— Start DATA —

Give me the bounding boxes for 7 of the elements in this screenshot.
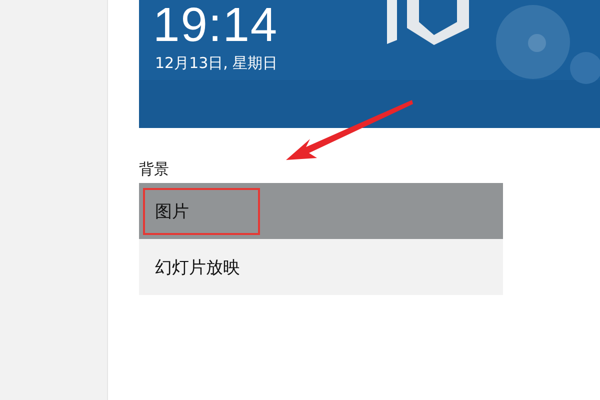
option-label: 图片 — [155, 200, 189, 222]
dropdown-option[interactable]: 幻灯片放映 — [139, 239, 503, 295]
clock-date: 12月13日, 星期日 — [155, 54, 279, 73]
clock-time: 19:14 — [153, 2, 280, 50]
dropdown-option[interactable]: 图片 — [139, 183, 503, 239]
background-label: 背景 — [139, 159, 170, 180]
option-label: 幻灯片放映 — [155, 256, 240, 278]
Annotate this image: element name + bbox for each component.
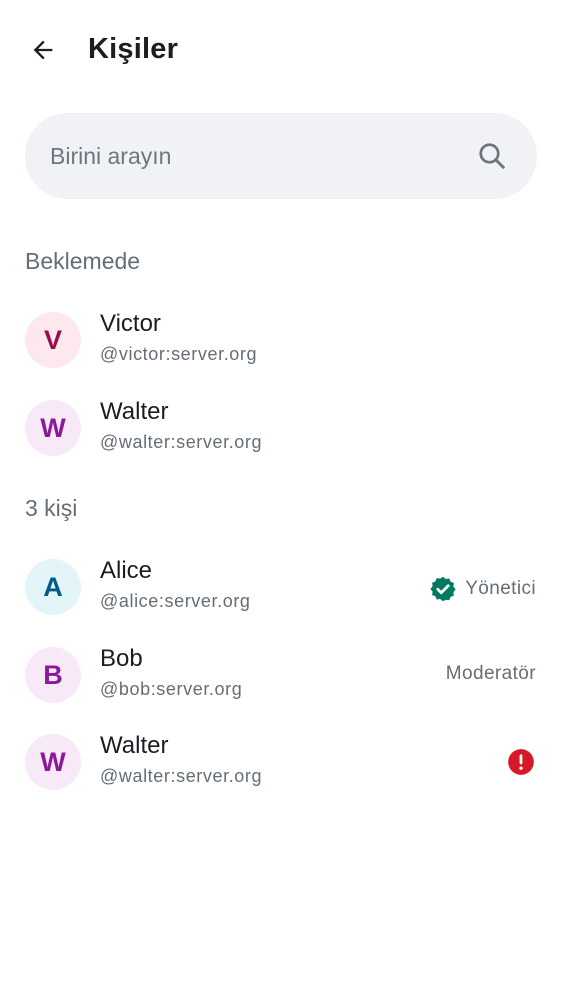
page-title: Kişiler: [88, 33, 179, 65]
member-user-id: @alice:server.org: [100, 591, 251, 611]
avatar: B: [25, 647, 81, 703]
member-name: Walter: [100, 398, 169, 425]
member-row[interactable]: A Alice @alice:server.org Yönetici: [0, 545, 562, 631]
member-row[interactable]: B Bob @bob:server.org Moderatör: [0, 633, 562, 719]
member-name: Alice: [100, 557, 153, 584]
search-input[interactable]: [50, 113, 470, 199]
verified-badge-icon: [430, 576, 456, 602]
role-label: Yönetici: [465, 578, 536, 599]
back-button[interactable]: [21, 28, 65, 72]
member-user-id: @bob:server.org: [100, 679, 243, 699]
avatar: W: [25, 734, 81, 790]
member-user-id: @walter:server.org: [100, 432, 263, 452]
arrow-left-icon: [33, 40, 53, 60]
member-user-id: @victor:server.org: [100, 344, 258, 364]
member-row[interactable]: W Walter @walter:server.org: [0, 720, 562, 806]
role-badge-moderator: Moderatör: [446, 663, 536, 685]
member-user-id: @walter:server.org: [100, 766, 263, 786]
member-name: Bob: [100, 645, 143, 672]
member-row[interactable]: V Victor @victor:server.org: [0, 298, 562, 384]
section-header-pending: Beklemede: [25, 248, 141, 274]
avatar: W: [25, 400, 81, 456]
section-header-members: 3 kişi: [25, 495, 78, 521]
search-bar[interactable]: [25, 113, 537, 199]
error-icon: [508, 749, 534, 775]
avatar: A: [25, 559, 81, 615]
member-name: Walter: [100, 732, 169, 759]
member-name: Victor: [100, 310, 161, 337]
role-badge-admin: Yönetici: [429, 575, 536, 603]
avatar: V: [25, 312, 81, 368]
search-icon[interactable]: [477, 141, 507, 171]
member-row[interactable]: W Walter @walter:server.org: [0, 386, 562, 472]
role-label: Moderatör: [445, 663, 536, 684]
top-app-bar: Kişiler: [0, 0, 562, 100]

— End DATA —

WRITTEN TASK:
Duplicate the portion of the records that begins with the line containing "page-title: Kişiler: [88, 33, 179, 65]" and ends with the line containing "role-label: Moderatör: [445, 663, 536, 684]", including both of those lines. Reproduce these lines exactly as they appear and add nothing else.

CORRECT RESPONSE:
page-title: Kişiler: [88, 33, 179, 65]
member-user-id: @alice:server.org: [100, 591, 251, 611]
avatar: B: [25, 647, 81, 703]
member-name: Walter: [100, 398, 169, 425]
member-row[interactable]: A Alice @alice:server.org Yönetici: [0, 545, 562, 631]
member-row[interactable]: B Bob @bob:server.org Moderatör: [0, 633, 562, 719]
member-name: Alice: [100, 557, 153, 584]
search-input[interactable]: [50, 113, 470, 199]
verified-badge-icon: [430, 576, 456, 602]
role-label: Yönetici: [465, 578, 536, 599]
back-button[interactable]: [21, 28, 65, 72]
member-user-id: @bob:server.org: [100, 679, 243, 699]
avatar: W: [25, 734, 81, 790]
member-user-id: @walter:server.org: [100, 432, 263, 452]
arrow-left-icon: [33, 40, 53, 60]
member-user-id: @victor:server.org: [100, 344, 258, 364]
member-row[interactable]: W Walter @walter:server.org: [0, 720, 562, 806]
role-badge-moderator: Moderatör: [446, 663, 536, 685]
member-user-id: @walter:server.org: [100, 766, 263, 786]
member-name: Bob: [100, 645, 143, 672]
member-row[interactable]: V Victor @victor:server.org: [0, 298, 562, 384]
section-header-pending: Beklemede: [25, 248, 141, 274]
avatar: W: [25, 400, 81, 456]
section-header-members: 3 kişi: [25, 495, 78, 521]
search-bar[interactable]: [25, 113, 537, 199]
error-icon: [508, 749, 534, 775]
avatar: A: [25, 559, 81, 615]
member-name: Walter: [100, 732, 169, 759]
member-name: Victor: [100, 310, 161, 337]
role-badge-admin: Yönetici: [429, 575, 536, 603]
avatar: V: [25, 312, 81, 368]
search-icon[interactable]: [477, 141, 507, 171]
member-row[interactable]: W Walter @walter:server.org: [0, 386, 562, 472]
role-label: Moderatör: [445, 663, 536, 684]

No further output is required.